> **What is expected**: Render the listing lines between the line containing "data-point xyxy=(558,424,569,434)" and the line containing "data-point xyxy=(1341,221,1352,231)", inclusive, as a Markdown table with the columns Row and Entry, skipping any blank lines.
## start Exercise inputs
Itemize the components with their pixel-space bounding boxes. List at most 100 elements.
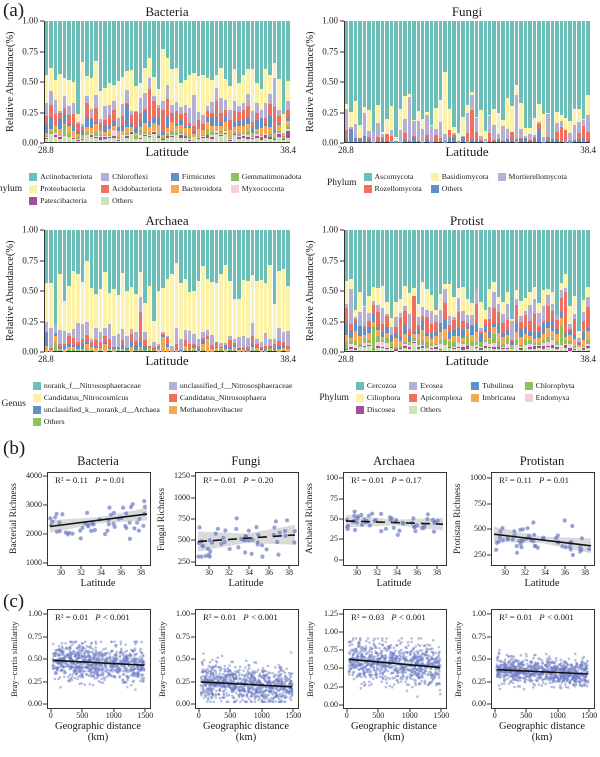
x-axis-label: Latitude [228, 578, 264, 589]
bar-segment [156, 136, 161, 139]
bar-segment [389, 347, 394, 351]
y-tick-label: 3000 [26, 500, 42, 510]
bar-segment [71, 82, 76, 103]
bar-segment [152, 118, 156, 124]
bar [214, 21, 219, 142]
bar-segment [479, 135, 483, 141]
bar-segment [403, 348, 407, 351]
bar-segment [568, 132, 572, 142]
bar-segment [434, 141, 438, 142]
bar-segment [420, 316, 425, 322]
scatter-canvas [347, 637, 442, 698]
bar-segment [143, 92, 147, 109]
bar-segment [107, 114, 112, 126]
bar [586, 230, 590, 351]
legend-swatch [32, 405, 41, 414]
bar [519, 21, 523, 142]
bar-segment [412, 333, 416, 338]
bar-segment [281, 114, 286, 133]
bar-segment [250, 336, 255, 345]
x-tick-label: 1500 [581, 711, 598, 720]
bar [268, 230, 272, 351]
bar-segment [559, 317, 563, 326]
bar-segment [277, 341, 281, 346]
bar [555, 230, 559, 351]
y-tick-mark [339, 559, 343, 561]
legend-swatch [355, 393, 364, 402]
legend: Genus norank_f__Nitrososphaeraceae unclass… [2, 381, 293, 426]
bar-segment [98, 131, 103, 135]
bar [196, 230, 201, 351]
bar-segment [367, 130, 371, 138]
bar [349, 230, 353, 351]
legend-swatch [29, 184, 38, 193]
bar [156, 230, 161, 351]
bar [452, 230, 456, 351]
bar-segment [98, 349, 103, 351]
y-tick-label: 1.00 [22, 15, 38, 26]
bar-segment [210, 349, 214, 351]
bar-segment [116, 346, 120, 349]
r-squared-value: R² = 0.01 [55, 612, 89, 622]
bar-segment [161, 132, 165, 135]
bar-segment [241, 347, 246, 351]
bar-segment [85, 116, 89, 127]
x-tick-mark [81, 709, 83, 712]
bar-segment [546, 336, 550, 343]
bar-segment [45, 321, 49, 332]
bar-segment [156, 134, 161, 137]
bar-segment [581, 320, 586, 332]
bar-segment [116, 140, 120, 142]
bar-segment [277, 328, 281, 342]
bar-segment [196, 338, 201, 347]
bar-segment [429, 310, 434, 324]
x-tick-label-end: 38.4 [280, 354, 296, 364]
bar-segment [192, 344, 196, 347]
chart-title: Fungi [231, 454, 261, 468]
bar-segment [103, 131, 107, 135]
bar-segment [223, 131, 228, 133]
bar-segment [519, 344, 523, 348]
bar-segment [80, 137, 85, 139]
bar-segment [183, 135, 187, 137]
bar-segment [474, 117, 479, 119]
bar-segment [376, 287, 380, 306]
bar-segment [67, 344, 71, 347]
bar-segment [103, 336, 107, 343]
y-tick-mark [340, 142, 344, 144]
bar-segment [223, 100, 228, 111]
bar-segment [259, 136, 263, 138]
bar-segment [447, 341, 452, 348]
bar [76, 230, 80, 351]
bar-segment [501, 125, 505, 141]
bar [456, 230, 461, 351]
bar-segment [112, 130, 116, 136]
bar-segment [425, 349, 429, 351]
stacked-bar-plot [344, 230, 590, 352]
bar-segment [214, 347, 219, 349]
y-tick-mark [191, 703, 195, 705]
bar-segment [205, 122, 210, 130]
bar-segment [125, 132, 129, 135]
bar-segment [416, 141, 420, 142]
bar [492, 230, 496, 351]
bar-segment [501, 323, 505, 333]
bar-segment [170, 105, 174, 113]
legend-label: norank_f__Nitrososphaeraceae [43, 381, 141, 390]
bar [523, 230, 528, 351]
y-axis-ticks: 0.00 0.25 0.50 0.75 1.00 1.25 [317, 609, 343, 709]
bar-segment [94, 61, 98, 96]
bar-segment [219, 97, 223, 113]
bar-segment [45, 103, 49, 117]
bar-segment [89, 350, 94, 351]
bar-segment [496, 113, 501, 135]
bar-segment [210, 117, 214, 126]
bar-segment [223, 110, 228, 116]
bar-segment [210, 131, 214, 136]
bar-segment [272, 139, 277, 142]
bar-segment [501, 349, 505, 351]
bar-segment [214, 131, 219, 133]
bar-segment [201, 74, 205, 116]
bar-segment [277, 124, 281, 125]
bar-segment [434, 108, 438, 129]
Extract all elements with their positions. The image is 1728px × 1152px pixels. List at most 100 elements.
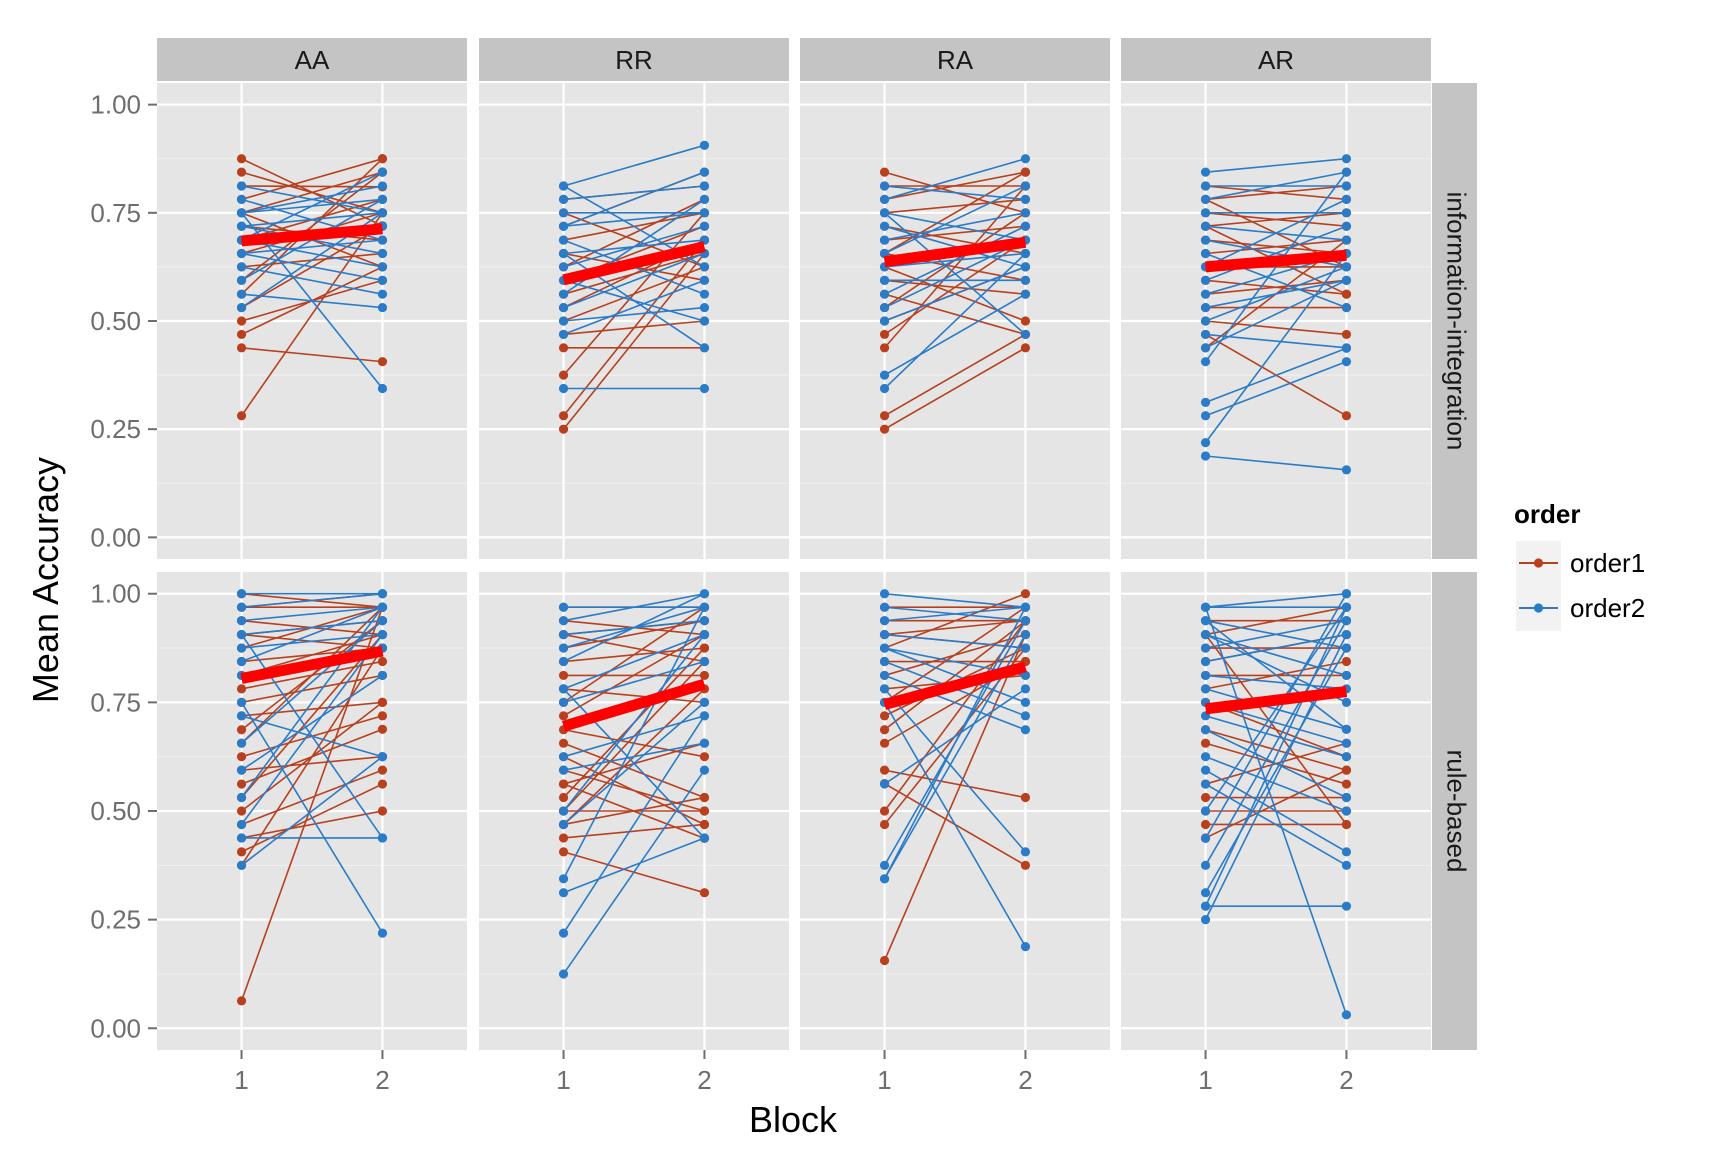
data-point xyxy=(558,424,569,434)
subject-line xyxy=(1205,633,1347,677)
data-point xyxy=(236,738,247,748)
data-point xyxy=(558,302,569,313)
data-point xyxy=(377,248,388,259)
data-point xyxy=(699,819,710,830)
data-point xyxy=(1341,221,1352,231)
subject-line xyxy=(563,742,705,771)
subject-line xyxy=(1205,360,1347,417)
data-point xyxy=(558,711,569,721)
data-point xyxy=(1200,725,1211,735)
data-point xyxy=(236,643,247,653)
x-tick-label: 1 xyxy=(556,1065,570,1095)
subject-line xyxy=(563,823,705,839)
subject-line xyxy=(883,252,1027,390)
data-point xyxy=(1341,765,1352,775)
data-point xyxy=(699,262,710,272)
data-point xyxy=(236,752,247,762)
legend: order order1 order2 xyxy=(1514,499,1645,631)
subject-line xyxy=(1205,674,1347,690)
mean-line xyxy=(561,678,707,732)
data-point xyxy=(377,629,388,640)
data-point xyxy=(1020,316,1031,326)
data-point xyxy=(1200,411,1211,421)
data-point xyxy=(1341,901,1352,911)
data-point xyxy=(1200,684,1211,694)
subject-line xyxy=(563,633,705,717)
data-point xyxy=(1341,602,1352,612)
panel-information-integration-rr xyxy=(479,83,789,559)
data-point xyxy=(699,289,710,299)
mean-line xyxy=(562,241,706,286)
x-axis-title: Block xyxy=(749,1099,838,1140)
subject-line xyxy=(1204,593,1348,839)
data-point xyxy=(558,670,569,681)
panel-information-integration-aa xyxy=(157,83,467,559)
subject-line xyxy=(884,347,1026,430)
data-point xyxy=(1200,616,1211,626)
data-point xyxy=(558,181,569,191)
data-point xyxy=(1020,167,1031,177)
data-point xyxy=(377,779,388,789)
data-point xyxy=(699,738,710,748)
data-point xyxy=(699,765,710,775)
data-point xyxy=(1200,602,1211,612)
strip-row-label: rule-based xyxy=(1442,750,1472,873)
y-tick-label: 0.25 xyxy=(90,414,141,444)
data-point xyxy=(236,262,247,272)
subject-line xyxy=(563,212,705,268)
data-point xyxy=(699,140,710,150)
data-point xyxy=(1341,1010,1352,1020)
subject-line xyxy=(241,674,383,771)
data-point xyxy=(377,167,388,177)
data-point xyxy=(236,154,247,164)
subject-line xyxy=(884,212,1026,241)
subject-line xyxy=(241,592,383,608)
data-point xyxy=(1341,275,1352,285)
series-order2 xyxy=(236,167,388,394)
panel-information-integration-ra xyxy=(800,83,1110,559)
data-point xyxy=(699,343,710,353)
panel-information-integration-ar xyxy=(1121,83,1431,559)
data-point xyxy=(1020,262,1031,272)
data-point xyxy=(879,275,890,285)
data-point xyxy=(879,289,890,299)
data-point xyxy=(1200,643,1211,653)
subject-line xyxy=(884,212,1026,336)
data-point xyxy=(236,343,247,353)
subject-line xyxy=(241,674,383,704)
data-point xyxy=(879,221,890,231)
data-point xyxy=(699,316,710,326)
subject-line xyxy=(884,333,1026,417)
subject-line xyxy=(240,606,384,1002)
data-point xyxy=(558,616,569,626)
data-point xyxy=(879,329,890,340)
subject-line xyxy=(884,619,1026,636)
data-point xyxy=(558,383,569,394)
x-tick-label: 2 xyxy=(697,1065,711,1095)
data-point xyxy=(377,208,388,218)
data-point xyxy=(699,643,710,653)
subject-line xyxy=(884,647,1026,704)
data-point xyxy=(1200,656,1211,667)
data-point xyxy=(879,860,890,870)
subject-line xyxy=(563,688,705,704)
data-point xyxy=(1200,888,1211,898)
strip-row-label: information-integration xyxy=(1442,192,1472,451)
data-point xyxy=(1341,643,1352,653)
data-point xyxy=(1200,275,1211,285)
data-point xyxy=(1200,792,1211,803)
data-point xyxy=(879,711,890,721)
data-point xyxy=(236,329,247,340)
data-point xyxy=(1200,208,1211,218)
data-point xyxy=(558,888,569,898)
subject-line xyxy=(562,212,706,376)
mean-line xyxy=(240,645,384,684)
subject-line xyxy=(563,252,705,309)
strip-row-rule-based xyxy=(1432,572,1477,1050)
data-point xyxy=(236,656,247,667)
subject-line xyxy=(563,837,705,894)
data-point xyxy=(1200,194,1211,205)
data-point xyxy=(558,194,569,205)
data-point xyxy=(236,860,247,870)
## end Exercise inputs
> **Correct answer**:
| Row | Entry |
|---|---|
| 1 | data-point xyxy=(558,424,569,434) |
| 2 | subject-line xyxy=(1205,633,1347,677) |
| 3 | data-point xyxy=(236,738,247,748) |
| 4 | data-point xyxy=(558,302,569,313) |
| 5 | data-point xyxy=(377,248,388,259) |
| 6 | data-point xyxy=(699,819,710,830) |
| 7 | data-point xyxy=(1341,221,1352,231) |